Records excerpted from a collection
================================

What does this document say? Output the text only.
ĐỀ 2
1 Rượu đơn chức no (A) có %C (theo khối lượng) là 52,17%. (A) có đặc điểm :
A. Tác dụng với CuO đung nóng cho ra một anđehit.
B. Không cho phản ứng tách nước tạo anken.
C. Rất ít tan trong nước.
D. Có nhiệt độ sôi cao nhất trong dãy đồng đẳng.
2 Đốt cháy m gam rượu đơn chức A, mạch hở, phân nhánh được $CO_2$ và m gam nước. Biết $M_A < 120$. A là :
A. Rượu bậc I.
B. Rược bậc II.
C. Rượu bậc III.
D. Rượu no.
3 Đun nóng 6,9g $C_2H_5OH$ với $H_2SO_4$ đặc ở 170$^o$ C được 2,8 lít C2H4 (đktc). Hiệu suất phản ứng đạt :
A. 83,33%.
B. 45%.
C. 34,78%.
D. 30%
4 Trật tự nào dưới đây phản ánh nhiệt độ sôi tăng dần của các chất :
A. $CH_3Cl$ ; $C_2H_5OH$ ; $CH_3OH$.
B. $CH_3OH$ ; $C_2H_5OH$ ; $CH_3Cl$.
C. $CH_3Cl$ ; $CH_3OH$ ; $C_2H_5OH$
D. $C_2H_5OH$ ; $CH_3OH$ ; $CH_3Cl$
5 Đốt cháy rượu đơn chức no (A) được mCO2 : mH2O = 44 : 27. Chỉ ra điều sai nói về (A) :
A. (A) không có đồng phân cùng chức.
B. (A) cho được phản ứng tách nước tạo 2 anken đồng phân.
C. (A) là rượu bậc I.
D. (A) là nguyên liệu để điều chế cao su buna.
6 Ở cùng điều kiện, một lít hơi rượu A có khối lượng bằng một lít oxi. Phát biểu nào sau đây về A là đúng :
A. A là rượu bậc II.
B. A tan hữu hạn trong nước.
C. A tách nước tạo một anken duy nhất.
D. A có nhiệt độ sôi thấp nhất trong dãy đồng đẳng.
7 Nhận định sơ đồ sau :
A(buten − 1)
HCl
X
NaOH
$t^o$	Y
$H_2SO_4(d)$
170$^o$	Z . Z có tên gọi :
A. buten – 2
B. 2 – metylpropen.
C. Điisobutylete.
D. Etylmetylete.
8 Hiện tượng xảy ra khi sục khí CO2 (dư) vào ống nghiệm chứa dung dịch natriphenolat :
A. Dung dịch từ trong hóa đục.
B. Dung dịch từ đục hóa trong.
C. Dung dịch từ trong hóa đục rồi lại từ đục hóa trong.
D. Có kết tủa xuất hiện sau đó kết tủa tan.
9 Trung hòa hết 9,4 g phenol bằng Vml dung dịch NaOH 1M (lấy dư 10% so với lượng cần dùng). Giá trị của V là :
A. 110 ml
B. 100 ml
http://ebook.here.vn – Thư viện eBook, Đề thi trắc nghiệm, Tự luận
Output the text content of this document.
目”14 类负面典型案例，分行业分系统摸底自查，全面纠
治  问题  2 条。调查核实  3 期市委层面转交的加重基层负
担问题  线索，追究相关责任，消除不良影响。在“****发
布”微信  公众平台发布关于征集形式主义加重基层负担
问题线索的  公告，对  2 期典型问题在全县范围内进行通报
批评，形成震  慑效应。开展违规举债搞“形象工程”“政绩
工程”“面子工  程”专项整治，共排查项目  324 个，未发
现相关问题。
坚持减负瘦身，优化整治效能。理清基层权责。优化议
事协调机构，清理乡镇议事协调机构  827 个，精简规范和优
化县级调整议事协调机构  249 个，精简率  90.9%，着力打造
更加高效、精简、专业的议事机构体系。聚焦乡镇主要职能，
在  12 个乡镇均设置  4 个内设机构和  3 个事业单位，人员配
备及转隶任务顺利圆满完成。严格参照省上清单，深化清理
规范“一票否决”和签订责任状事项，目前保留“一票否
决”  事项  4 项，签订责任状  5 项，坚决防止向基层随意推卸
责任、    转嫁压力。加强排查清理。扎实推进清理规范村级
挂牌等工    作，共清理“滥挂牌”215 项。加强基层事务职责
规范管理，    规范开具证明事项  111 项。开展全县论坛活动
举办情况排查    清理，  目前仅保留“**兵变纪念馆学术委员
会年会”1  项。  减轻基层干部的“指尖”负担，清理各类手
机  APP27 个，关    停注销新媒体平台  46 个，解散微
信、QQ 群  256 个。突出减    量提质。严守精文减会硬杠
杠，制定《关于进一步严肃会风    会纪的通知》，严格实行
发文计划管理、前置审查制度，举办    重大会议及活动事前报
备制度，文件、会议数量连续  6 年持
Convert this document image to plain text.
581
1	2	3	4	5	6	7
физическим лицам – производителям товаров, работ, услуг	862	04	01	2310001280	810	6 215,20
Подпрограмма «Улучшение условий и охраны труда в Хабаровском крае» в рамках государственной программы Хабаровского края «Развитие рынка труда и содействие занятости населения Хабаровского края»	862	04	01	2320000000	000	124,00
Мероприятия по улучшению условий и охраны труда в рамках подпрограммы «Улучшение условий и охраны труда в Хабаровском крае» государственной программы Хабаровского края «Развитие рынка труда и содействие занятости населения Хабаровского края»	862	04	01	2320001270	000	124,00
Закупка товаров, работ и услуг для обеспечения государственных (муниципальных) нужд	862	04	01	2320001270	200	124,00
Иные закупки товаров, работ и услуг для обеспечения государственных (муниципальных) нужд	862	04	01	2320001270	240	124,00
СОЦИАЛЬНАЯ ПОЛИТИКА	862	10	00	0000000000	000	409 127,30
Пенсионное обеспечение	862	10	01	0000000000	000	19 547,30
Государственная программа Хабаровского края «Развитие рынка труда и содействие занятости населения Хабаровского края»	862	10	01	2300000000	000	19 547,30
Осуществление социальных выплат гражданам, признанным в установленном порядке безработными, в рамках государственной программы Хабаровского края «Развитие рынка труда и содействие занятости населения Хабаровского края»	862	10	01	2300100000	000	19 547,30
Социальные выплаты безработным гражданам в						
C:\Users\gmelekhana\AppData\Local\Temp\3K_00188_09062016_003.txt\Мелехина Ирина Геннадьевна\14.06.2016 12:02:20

================================

*Exercise aim*: Give back all the data exactly as written.

*Reply*:
What does this document say? Output the text only.
ĐỀ 2
1 Rượu đơn chức no (A) có %C (theo khối lượng) là 52,17%. (A) có đặc điểm :
A. Tác dụng với CuO đung nóng cho ra một anđehit.
B. Không cho phản ứng tách nước tạo anken.
C. Rất ít tan trong nước.
D. Có nhiệt độ sôi cao nhất trong dãy đồng đẳng.
2 Đốt cháy m gam rượu đơn chức A, mạch hở, phân nhánh được $CO_2$ và m gam nước. Biết $M_A < 120$. A là :
A. Rượu bậc I.
B. Rược bậc II.
C. Rượu bậc III.
D. Rượu no.
3 Đun nóng 6,9g $C_2H_5OH$ với $H_2SO_4$ đặc ở 170$^o$ C được 2,8 lít C2H4 (đktc). Hiệu suất phản ứng đạt :
A. 83,33%.
B. 45%.
C. 34,78%.
D. 30%
4 Trật tự nào dưới đây phản ánh nhiệt độ sôi tăng dần của các chất :
A. $CH_3Cl$ ; $C_2H_5OH$ ; $CH_3OH$.
B. $CH_3OH$ ; $C_2H_5OH$ ; $CH_3Cl$.
C. $CH_3Cl$ ; $CH_3OH$ ; $C_2H_5OH$
D. $C_2H_5OH$ ; $CH_3OH$ ; $CH_3Cl$
5 Đốt cháy rượu đơn chức no (A) được mCO2 : mH2O = 44 : 27. Chỉ ra điều sai nói về (A) :
A. (A) không có đồng phân cùng chức.
B. (A) cho được phản ứng tách nước tạo 2 anken đồng phân.
C. (A) là rượu bậc I.
D. (A) là nguyên liệu để điều chế cao su buna.
6 Ở cùng điều kiện, một lít hơi rượu A có khối lượng bằng một lít oxi. Phát biểu nào sau đây về A là đúng :
A. A là rượu bậc II.
B. A tan hữu hạn trong nước.
C. A tách nước tạo một anken duy nhất.
D. A có nhiệt độ sôi thấp nhất trong dãy đồng đẳng.
7 Nhận định sơ đồ sau :
A(buten − 1)
HCl
X
NaOH
$t^o$	Y
$H_2SO_4(d)$
170$^o$	Z . Z có tên gọi :
A. buten – 2
B. 2 – metylpropen.
C. Điisobutylete.
D. Etylmetylete.
8 Hiện tượng xảy ra khi sục khí CO2 (dư) vào ống nghiệm chứa dung dịch natriphenolat :
A. Dung dịch từ trong hóa đục.
B. Dung dịch từ đục hóa trong.
C. Dung dịch từ trong hóa đục rồi lại từ đục hóa trong.
D. Có kết tủa xuất hiện sau đó kết tủa tan.
9 Trung hòa hết 9,4 g phenol bằng Vml dung dịch NaOH 1M (lấy dư 10% so với lượng cần dùng). Giá trị của V là :
A. 110 ml
B. 100 ml
http://ebook.here.vn – Thư viện eBook, Đề thi trắc nghiệm, Tự luận
Output the text content of this document.
目”14 类负面典型案例，分行业分系统摸底自查，全面纠
治  问题  2 条。调查核实  3 期市委层面转交的加重基层负
担问题  线索，追究相关责任，消除不良影响。在“****发
布”微信  公众平台发布关于征集形式主义加重基层负担
问题线索的  公告，对  2 期典型问题在全县范围内进行通报
批评，形成震  慑效应。开展违规举债搞“形象工程”“政绩
工程”“面子工  程”专项整治，共排查项目  324 个，未发
现相关问题。
坚持减负瘦身，优化整治效能。理清基层权责。优化议
事协调机构，清理乡镇议事协调机构  827 个，精简规范和优
化县级调整议事协调机构  249 个，精简率  90.9%，着力打造
更加高效、精简、专业的议事机构体系。聚焦乡镇主要职能，
在  12 个乡镇均设置  4 个内设机构和  3 个事业单位，人员配
备及转隶任务顺利圆满完成。严格参照省上清单，深化清理
规范“一票否决”和签订责任状事项，目前保留“一票否
决”  事项  4 项，签订责任状  5 项，坚决防止向基层随意推卸
责任、    转嫁压力。加强排查清理。扎实推进清理规范村级
挂牌等工    作，共清理“滥挂牌”215 项。加强基层事务职责
规范管理，    规范开具证明事项  111 项。开展全县论坛活动
举办情况排查    清理，  目前仅保留“**兵变纪念馆学术委员
会年会”1  项。  减轻基层干部的“指尖”负担，清理各类手
机  APP27 个，关    停注销新媒体平台  46 个，解散微
信、QQ 群  256 个。突出减    量提质。严守精文减会硬杠
杠，制定《关于进一步严肃会风    会纪的通知》，严格实行
发文计划管理、前置审查制度，举办    重大会议及活动事前报
备制度，文件、会议数量连续  6 年持
Convert this document image to plain text.
581
1	2	3	4	5	6	7
физическим лицам – производителям товаров, работ, услуг	862	04	01	2310001280	810	6 215,20
Подпрограмма «Улучшение условий и охраны труда в Хабаровском крае» в рамках государственной программы Хабаровского края «Развитие рынка труда и содействие занятости населения Хабаровского края»	862	04	01	2320000000	000	124,00
Мероприятия по улучшению условий и охраны труда в рамках подпрограммы «Улучшение условий и охраны труда в Хабаровском крае» государственной программы Хабаровского края «Развитие рынка труда и содействие занятости населения Хабаровского края»	862	04	01	2320001270	000	124,00
Закупка товаров, работ и услуг для обеспечения государственных (муниципальных) нужд	862	04	01	2320001270	200	124,00
Иные закупки товаров, работ и услуг для обеспечения государственных (муниципальных) нужд	862	04	01	2320001270	240	124,00
СОЦИАЛЬНАЯ ПОЛИТИКА	862	10	00	0000000000	000	409 127,30
Пенсионное обеспечение	862	10	01	0000000000	000	19 547,30
Государственная программа Хабаровского края «Развитие рынка труда и содействие занятости населения Хабаровского края»	862	10	01	2300000000	000	19 547,30
Осуществление социальных выплат гражданам, признанным в установленном порядке безработными, в рамках государственной программы Хабаровского края «Развитие рынка труда и содействие занятости населения Хабаровского края»	862	10	01	2300100000	000	19 547,30
Социальные выплаты безработным гражданам в						
C:\Users\gmelekhana\AppData\Local\Temp\3K_00188_09062016_003.txt\Мелехина Ирина Геннадьевна\14.06.2016 12:02:20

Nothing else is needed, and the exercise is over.